▶ WRITTEN PROBLEM
In the material below, identify each line bearing the word "Stanley". Reproduce those lines.

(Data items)
▶

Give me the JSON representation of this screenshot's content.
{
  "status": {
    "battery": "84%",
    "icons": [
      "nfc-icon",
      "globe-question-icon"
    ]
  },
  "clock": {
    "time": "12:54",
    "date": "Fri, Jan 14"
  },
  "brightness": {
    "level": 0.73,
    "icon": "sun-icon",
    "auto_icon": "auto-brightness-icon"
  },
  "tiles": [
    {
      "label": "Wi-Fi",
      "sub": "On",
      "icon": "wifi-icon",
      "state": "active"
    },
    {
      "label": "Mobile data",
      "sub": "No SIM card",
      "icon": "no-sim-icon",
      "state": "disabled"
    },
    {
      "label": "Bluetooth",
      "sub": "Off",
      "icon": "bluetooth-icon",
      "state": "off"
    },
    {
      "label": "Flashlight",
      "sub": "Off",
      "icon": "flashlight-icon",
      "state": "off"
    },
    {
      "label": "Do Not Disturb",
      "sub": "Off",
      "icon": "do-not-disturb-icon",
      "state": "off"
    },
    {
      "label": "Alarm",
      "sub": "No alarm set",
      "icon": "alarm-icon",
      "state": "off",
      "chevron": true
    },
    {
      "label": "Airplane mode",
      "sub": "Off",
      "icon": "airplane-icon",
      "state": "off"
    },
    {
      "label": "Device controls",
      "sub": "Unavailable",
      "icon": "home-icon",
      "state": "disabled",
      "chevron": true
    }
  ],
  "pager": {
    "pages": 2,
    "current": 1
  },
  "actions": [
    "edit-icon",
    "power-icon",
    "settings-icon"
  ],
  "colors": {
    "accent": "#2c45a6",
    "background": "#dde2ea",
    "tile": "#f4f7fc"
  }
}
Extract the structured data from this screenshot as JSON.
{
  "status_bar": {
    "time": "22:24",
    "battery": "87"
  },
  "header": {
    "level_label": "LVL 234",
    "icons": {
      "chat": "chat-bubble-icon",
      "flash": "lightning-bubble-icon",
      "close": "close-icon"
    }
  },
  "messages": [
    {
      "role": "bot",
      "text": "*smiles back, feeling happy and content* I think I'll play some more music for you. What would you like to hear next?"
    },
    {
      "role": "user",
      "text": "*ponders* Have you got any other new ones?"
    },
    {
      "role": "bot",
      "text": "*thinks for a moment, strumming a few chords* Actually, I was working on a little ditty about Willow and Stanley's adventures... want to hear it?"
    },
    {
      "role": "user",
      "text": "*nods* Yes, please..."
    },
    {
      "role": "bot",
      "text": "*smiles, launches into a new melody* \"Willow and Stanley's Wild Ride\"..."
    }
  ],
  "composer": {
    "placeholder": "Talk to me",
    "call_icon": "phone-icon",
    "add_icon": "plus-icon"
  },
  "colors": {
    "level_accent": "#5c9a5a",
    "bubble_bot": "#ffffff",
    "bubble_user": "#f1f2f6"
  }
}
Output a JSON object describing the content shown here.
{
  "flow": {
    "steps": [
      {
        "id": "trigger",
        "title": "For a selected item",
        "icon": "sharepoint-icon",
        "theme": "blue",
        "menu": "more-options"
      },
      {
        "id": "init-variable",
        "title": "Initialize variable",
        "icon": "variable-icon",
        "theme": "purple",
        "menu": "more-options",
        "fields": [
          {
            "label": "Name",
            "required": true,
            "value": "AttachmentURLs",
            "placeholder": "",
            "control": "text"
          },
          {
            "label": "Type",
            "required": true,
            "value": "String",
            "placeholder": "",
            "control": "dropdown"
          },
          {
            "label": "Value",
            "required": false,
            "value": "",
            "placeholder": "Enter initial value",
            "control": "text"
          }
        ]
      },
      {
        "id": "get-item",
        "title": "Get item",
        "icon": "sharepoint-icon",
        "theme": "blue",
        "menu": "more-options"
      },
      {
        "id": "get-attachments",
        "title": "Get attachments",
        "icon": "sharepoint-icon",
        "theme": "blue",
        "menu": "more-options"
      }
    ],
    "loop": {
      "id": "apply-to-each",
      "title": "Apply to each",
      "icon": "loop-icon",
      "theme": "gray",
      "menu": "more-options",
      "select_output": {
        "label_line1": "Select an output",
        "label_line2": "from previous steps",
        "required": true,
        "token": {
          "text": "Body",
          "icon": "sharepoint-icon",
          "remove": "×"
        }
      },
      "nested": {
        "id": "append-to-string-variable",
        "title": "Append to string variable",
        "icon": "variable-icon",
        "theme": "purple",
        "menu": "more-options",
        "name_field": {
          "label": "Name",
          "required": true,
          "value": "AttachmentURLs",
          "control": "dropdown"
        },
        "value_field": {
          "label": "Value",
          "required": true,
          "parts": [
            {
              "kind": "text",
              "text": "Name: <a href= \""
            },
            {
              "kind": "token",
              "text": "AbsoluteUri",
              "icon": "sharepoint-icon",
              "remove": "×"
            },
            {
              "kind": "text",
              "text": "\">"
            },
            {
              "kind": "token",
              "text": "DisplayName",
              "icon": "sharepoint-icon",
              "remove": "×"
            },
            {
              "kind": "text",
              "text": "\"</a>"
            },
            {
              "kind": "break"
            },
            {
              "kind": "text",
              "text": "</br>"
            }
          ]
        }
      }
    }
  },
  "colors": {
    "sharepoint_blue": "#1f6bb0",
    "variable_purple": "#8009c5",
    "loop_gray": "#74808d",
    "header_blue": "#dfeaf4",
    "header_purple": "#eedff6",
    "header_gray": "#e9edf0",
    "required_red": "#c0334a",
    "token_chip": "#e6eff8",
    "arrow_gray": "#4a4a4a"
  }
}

◀

▶ RIGHT ANSWER
      "text": "*thinks for a moment, strumming a few chords* Actually, I was working on a little ditty about Willow and Stanley's adventures... want to hear it?"
      "text": "*smiles, launches into a new melody* \"Willow and Stanley's Wild Ride\"..."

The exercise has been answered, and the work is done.